» **Work required**: In the records below, count the lines that contain the string "mean". Reply with only the number.

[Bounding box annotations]

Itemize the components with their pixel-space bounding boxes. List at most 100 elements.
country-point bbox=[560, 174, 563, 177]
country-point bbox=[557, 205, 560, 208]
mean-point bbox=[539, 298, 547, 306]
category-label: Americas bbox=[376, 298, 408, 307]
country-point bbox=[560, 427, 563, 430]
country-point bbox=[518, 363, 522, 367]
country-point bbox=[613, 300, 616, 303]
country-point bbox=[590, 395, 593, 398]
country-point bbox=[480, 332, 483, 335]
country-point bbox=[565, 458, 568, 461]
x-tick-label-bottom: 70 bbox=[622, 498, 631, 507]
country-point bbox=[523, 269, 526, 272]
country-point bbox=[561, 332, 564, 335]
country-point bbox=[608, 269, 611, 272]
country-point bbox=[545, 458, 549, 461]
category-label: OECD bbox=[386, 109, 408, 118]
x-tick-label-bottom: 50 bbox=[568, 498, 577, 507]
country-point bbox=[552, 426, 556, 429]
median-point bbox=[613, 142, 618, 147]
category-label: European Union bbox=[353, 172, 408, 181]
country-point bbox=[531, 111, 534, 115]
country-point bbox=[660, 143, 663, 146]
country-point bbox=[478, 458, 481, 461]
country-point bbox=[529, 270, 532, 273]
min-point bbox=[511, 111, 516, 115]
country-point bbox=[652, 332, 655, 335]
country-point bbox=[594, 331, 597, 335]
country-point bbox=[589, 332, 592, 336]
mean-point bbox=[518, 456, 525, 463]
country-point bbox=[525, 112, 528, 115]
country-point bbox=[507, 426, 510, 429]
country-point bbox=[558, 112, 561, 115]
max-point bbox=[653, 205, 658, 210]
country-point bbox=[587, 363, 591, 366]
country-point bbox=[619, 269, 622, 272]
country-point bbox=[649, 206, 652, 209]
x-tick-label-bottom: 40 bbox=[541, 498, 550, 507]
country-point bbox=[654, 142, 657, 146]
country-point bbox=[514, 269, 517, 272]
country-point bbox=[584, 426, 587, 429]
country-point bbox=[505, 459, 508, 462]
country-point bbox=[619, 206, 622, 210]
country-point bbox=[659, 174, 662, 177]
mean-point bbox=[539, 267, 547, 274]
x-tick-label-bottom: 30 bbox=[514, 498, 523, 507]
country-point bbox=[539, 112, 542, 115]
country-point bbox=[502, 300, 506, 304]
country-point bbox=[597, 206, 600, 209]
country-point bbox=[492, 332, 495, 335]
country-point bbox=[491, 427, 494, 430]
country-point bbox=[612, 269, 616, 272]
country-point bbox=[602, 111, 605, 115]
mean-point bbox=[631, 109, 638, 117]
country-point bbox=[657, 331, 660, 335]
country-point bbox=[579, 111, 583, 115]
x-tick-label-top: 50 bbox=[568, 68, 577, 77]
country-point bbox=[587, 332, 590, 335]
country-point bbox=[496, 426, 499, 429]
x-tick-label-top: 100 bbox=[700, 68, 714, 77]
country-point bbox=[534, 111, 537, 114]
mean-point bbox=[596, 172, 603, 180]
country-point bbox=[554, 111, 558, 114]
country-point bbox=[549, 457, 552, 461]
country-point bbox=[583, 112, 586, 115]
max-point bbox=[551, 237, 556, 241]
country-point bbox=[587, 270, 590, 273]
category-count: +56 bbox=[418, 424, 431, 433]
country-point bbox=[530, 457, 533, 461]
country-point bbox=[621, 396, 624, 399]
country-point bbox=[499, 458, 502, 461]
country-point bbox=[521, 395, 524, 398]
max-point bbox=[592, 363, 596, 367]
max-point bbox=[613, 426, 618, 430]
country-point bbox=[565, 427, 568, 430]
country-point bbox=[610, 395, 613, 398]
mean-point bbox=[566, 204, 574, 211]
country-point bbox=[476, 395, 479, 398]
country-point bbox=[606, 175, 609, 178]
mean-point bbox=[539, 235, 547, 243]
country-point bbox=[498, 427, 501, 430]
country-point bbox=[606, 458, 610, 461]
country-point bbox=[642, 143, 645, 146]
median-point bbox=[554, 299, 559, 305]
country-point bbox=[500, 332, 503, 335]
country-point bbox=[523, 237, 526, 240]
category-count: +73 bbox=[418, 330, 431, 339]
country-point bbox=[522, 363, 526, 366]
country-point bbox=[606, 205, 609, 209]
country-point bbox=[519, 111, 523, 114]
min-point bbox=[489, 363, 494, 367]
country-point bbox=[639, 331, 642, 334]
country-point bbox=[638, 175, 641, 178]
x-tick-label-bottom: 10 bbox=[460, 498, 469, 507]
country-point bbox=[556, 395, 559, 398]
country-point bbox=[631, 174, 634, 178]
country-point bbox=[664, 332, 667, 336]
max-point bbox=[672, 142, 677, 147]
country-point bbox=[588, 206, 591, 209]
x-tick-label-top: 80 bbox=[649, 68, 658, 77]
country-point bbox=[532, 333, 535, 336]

» **Task result**: 7